• [WORK TO BE COMPLETED]: Please output every line of the material as it stands, without the pictures.

• [RECORDS SUPPLIED]:
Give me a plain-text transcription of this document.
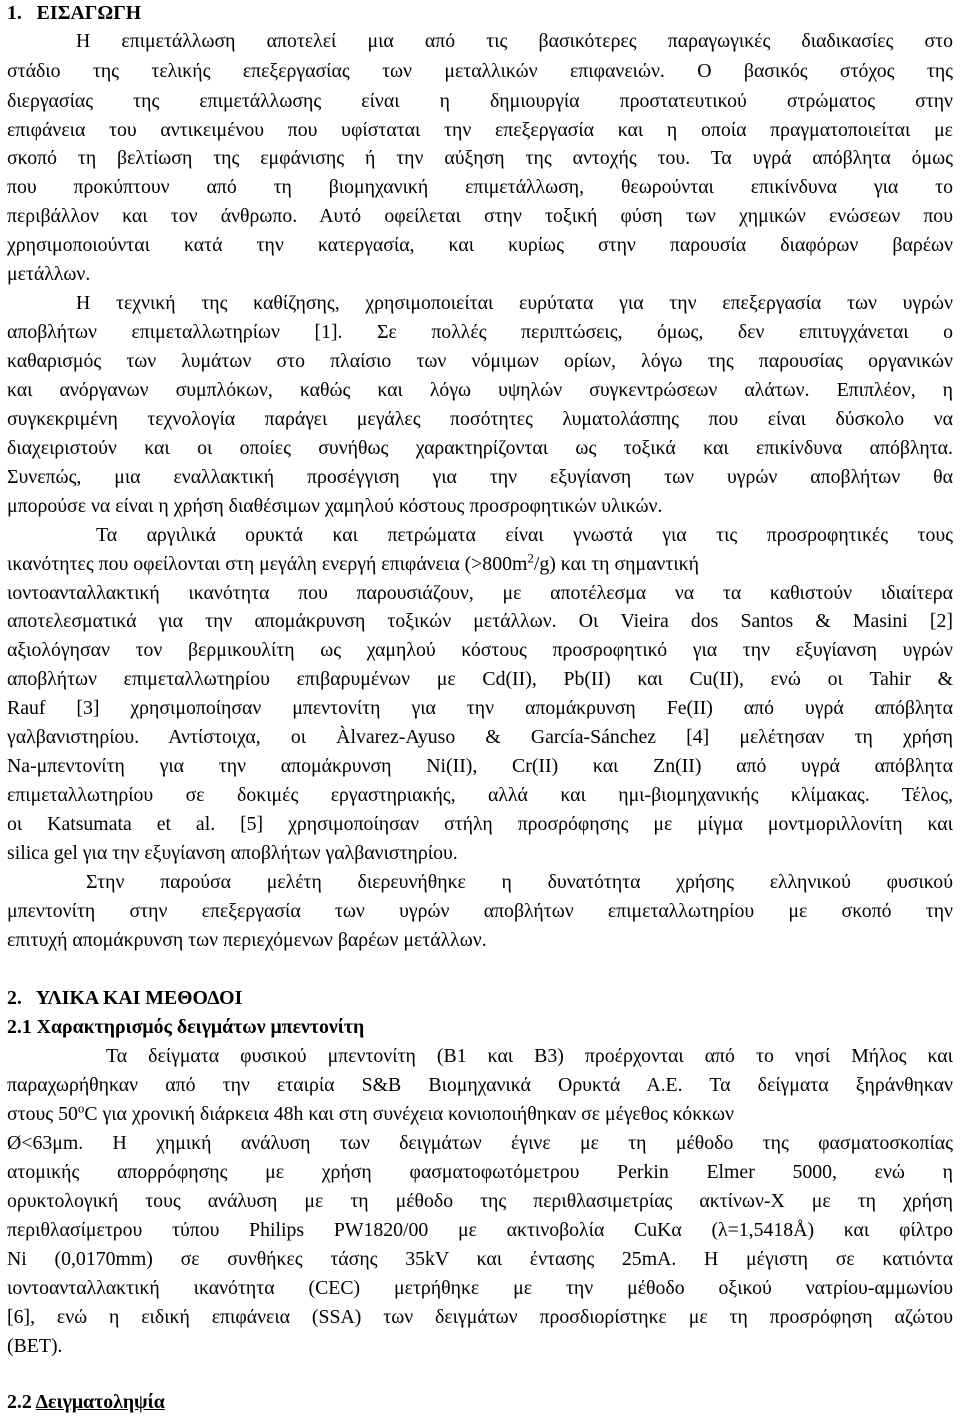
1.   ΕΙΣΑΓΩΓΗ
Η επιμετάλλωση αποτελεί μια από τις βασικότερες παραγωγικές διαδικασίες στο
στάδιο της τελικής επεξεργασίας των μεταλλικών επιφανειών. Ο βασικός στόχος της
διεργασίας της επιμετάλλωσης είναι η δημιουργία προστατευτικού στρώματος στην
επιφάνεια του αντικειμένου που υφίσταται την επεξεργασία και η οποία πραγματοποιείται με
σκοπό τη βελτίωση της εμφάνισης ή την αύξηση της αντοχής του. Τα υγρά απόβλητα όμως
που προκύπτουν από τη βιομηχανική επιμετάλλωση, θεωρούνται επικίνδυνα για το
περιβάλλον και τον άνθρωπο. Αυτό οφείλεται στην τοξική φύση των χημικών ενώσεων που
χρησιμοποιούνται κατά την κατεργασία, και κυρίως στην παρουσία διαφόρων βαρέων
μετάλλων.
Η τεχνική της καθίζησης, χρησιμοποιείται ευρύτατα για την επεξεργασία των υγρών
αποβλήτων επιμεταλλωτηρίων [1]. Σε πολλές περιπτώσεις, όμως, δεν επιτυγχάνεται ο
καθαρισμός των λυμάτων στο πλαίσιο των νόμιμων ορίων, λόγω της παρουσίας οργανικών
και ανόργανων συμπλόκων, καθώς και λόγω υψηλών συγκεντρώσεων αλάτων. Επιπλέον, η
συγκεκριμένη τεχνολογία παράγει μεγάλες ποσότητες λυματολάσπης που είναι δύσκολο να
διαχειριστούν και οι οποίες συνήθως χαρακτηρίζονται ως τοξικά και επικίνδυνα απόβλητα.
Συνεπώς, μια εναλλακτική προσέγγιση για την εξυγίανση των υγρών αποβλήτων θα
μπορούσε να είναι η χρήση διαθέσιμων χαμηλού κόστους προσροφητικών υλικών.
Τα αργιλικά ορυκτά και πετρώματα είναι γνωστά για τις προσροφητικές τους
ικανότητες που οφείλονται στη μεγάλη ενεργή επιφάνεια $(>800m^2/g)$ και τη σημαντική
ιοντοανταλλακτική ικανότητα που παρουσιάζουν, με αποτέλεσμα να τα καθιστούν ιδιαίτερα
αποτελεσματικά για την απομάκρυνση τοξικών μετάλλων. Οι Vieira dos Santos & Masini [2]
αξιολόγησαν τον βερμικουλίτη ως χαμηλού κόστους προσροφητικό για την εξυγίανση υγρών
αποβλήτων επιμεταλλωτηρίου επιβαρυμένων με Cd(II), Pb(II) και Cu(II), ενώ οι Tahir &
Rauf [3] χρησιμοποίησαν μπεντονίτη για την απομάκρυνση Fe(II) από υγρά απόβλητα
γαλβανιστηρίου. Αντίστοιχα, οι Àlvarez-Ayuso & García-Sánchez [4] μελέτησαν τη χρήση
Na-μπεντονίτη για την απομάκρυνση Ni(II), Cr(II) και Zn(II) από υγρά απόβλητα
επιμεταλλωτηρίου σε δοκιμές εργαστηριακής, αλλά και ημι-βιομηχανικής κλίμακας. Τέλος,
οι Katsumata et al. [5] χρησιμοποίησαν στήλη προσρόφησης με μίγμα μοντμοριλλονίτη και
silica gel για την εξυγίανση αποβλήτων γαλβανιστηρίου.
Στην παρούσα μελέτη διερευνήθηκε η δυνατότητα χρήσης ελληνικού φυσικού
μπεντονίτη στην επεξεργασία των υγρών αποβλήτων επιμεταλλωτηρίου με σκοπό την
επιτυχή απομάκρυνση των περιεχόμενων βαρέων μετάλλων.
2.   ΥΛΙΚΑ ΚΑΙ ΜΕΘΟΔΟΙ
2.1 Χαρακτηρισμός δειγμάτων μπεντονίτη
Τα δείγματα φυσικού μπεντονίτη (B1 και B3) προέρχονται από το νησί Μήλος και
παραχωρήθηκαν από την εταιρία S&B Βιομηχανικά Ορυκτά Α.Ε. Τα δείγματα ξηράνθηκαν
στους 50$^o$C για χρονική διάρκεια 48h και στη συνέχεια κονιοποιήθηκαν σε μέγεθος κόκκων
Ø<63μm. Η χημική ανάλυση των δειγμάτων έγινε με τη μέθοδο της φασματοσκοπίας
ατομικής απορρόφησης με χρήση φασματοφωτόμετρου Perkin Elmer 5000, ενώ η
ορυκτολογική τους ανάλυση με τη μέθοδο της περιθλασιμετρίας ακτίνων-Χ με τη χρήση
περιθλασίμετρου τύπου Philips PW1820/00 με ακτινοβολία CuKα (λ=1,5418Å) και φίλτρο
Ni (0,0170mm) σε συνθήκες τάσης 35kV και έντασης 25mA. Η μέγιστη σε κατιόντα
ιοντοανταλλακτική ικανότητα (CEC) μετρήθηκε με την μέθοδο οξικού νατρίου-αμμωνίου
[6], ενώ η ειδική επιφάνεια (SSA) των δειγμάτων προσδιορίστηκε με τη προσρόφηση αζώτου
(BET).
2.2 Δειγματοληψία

• [THE REPLY]:
Give me a plain-text transcription of this document.
1.   ΕΙΣΑΓΩΓΗ
Η επιμετάλλωση αποτελεί μια από τις βασικότερες παραγωγικές διαδικασίες στο
στάδιο της τελικής επεξεργασίας των μεταλλικών επιφανειών. Ο βασικός στόχος της
διεργασίας της επιμετάλλωσης είναι η δημιουργία προστατευτικού στρώματος στην
επιφάνεια του αντικειμένου που υφίσταται την επεξεργασία και η οποία πραγματοποιείται με
σκοπό τη βελτίωση της εμφάνισης ή την αύξηση της αντοχής του. Τα υγρά απόβλητα όμως
που προκύπτουν από τη βιομηχανική επιμετάλλωση, θεωρούνται επικίνδυνα για το
περιβάλλον και τον άνθρωπο. Αυτό οφείλεται στην τοξική φύση των χημικών ενώσεων που
χρησιμοποιούνται κατά την κατεργασία, και κυρίως στην παρουσία διαφόρων βαρέων
μετάλλων.
Η τεχνική της καθίζησης, χρησιμοποιείται ευρύτατα για την επεξεργασία των υγρών
αποβλήτων επιμεταλλωτηρίων [1]. Σε πολλές περιπτώσεις, όμως, δεν επιτυγχάνεται ο
καθαρισμός των λυμάτων στο πλαίσιο των νόμιμων ορίων, λόγω της παρουσίας οργανικών
και ανόργανων συμπλόκων, καθώς και λόγω υψηλών συγκεντρώσεων αλάτων. Επιπλέον, η
συγκεκριμένη τεχνολογία παράγει μεγάλες ποσότητες λυματολάσπης που είναι δύσκολο να
διαχειριστούν και οι οποίες συνήθως χαρακτηρίζονται ως τοξικά και επικίνδυνα απόβλητα.
Συνεπώς, μια εναλλακτική προσέγγιση για την εξυγίανση των υγρών αποβλήτων θα
μπορούσε να είναι η χρήση διαθέσιμων χαμηλού κόστους προσροφητικών υλικών.
Τα αργιλικά ορυκτά και πετρώματα είναι γνωστά για τις προσροφητικές τους
ικανότητες που οφείλονται στη μεγάλη ενεργή επιφάνεια $(>800m^2/g)$ και τη σημαντική
ιοντοανταλλακτική ικανότητα που παρουσιάζουν, με αποτέλεσμα να τα καθιστούν ιδιαίτερα
αποτελεσματικά για την απομάκρυνση τοξικών μετάλλων. Οι Vieira dos Santos & Masini [2]
αξιολόγησαν τον βερμικουλίτη ως χαμηλού κόστους προσροφητικό για την εξυγίανση υγρών
αποβλήτων επιμεταλλωτηρίου επιβαρυμένων με Cd(II), Pb(II) και Cu(II), ενώ οι Tahir &
Rauf [3] χρησιμοποίησαν μπεντονίτη για την απομάκρυνση Fe(II) από υγρά απόβλητα
γαλβανιστηρίου. Αντίστοιχα, οι Àlvarez-Ayuso & García-Sánchez [4] μελέτησαν τη χρήση
Na-μπεντονίτη για την απομάκρυνση Ni(II), Cr(II) και Zn(II) από υγρά απόβλητα
επιμεταλλωτηρίου σε δοκιμές εργαστηριακής, αλλά και ημι-βιομηχανικής κλίμακας. Τέλος,
οι Katsumata et al. [5] χρησιμοποίησαν στήλη προσρόφησης με μίγμα μοντμοριλλονίτη και
silica gel για την εξυγίανση αποβλήτων γαλβανιστηρίου.
Στην παρούσα μελέτη διερευνήθηκε η δυνατότητα χρήσης ελληνικού φυσικού
μπεντονίτη στην επεξεργασία των υγρών αποβλήτων επιμεταλλωτηρίου με σκοπό την
επιτυχή απομάκρυνση των περιεχόμενων βαρέων μετάλλων.
2.   ΥΛΙΚΑ ΚΑΙ ΜΕΘΟΔΟΙ
2.1 Χαρακτηρισμός δειγμάτων μπεντονίτη
Τα δείγματα φυσικού μπεντονίτη (B1 και B3) προέρχονται από το νησί Μήλος και
παραχωρήθηκαν από την εταιρία S&B Βιομηχανικά Ορυκτά Α.Ε. Τα δείγματα ξηράνθηκαν
στους 50$^o$C για χρονική διάρκεια 48h και στη συνέχεια κονιοποιήθηκαν σε μέγεθος κόκκων
Ø<63μm. Η χημική ανάλυση των δειγμάτων έγινε με τη μέθοδο της φασματοσκοπίας
ατομικής απορρόφησης με χρήση φασματοφωτόμετρου Perkin Elmer 5000, ενώ η
ορυκτολογική τους ανάλυση με τη μέθοδο της περιθλασιμετρίας ακτίνων-Χ με τη χρήση
περιθλασίμετρου τύπου Philips PW1820/00 με ακτινοβολία CuKα (λ=1,5418Å) και φίλτρο
Ni (0,0170mm) σε συνθήκες τάσης 35kV και έντασης 25mA. Η μέγιστη σε κατιόντα
ιοντοανταλλακτική ικανότητα (CEC) μετρήθηκε με την μέθοδο οξικού νατρίου-αμμωνίου
[6], ενώ η ειδική επιφάνεια (SSA) των δειγμάτων προσδιορίστηκε με τη προσρόφηση αζώτου
(BET).
2.2 Δειγματοληψία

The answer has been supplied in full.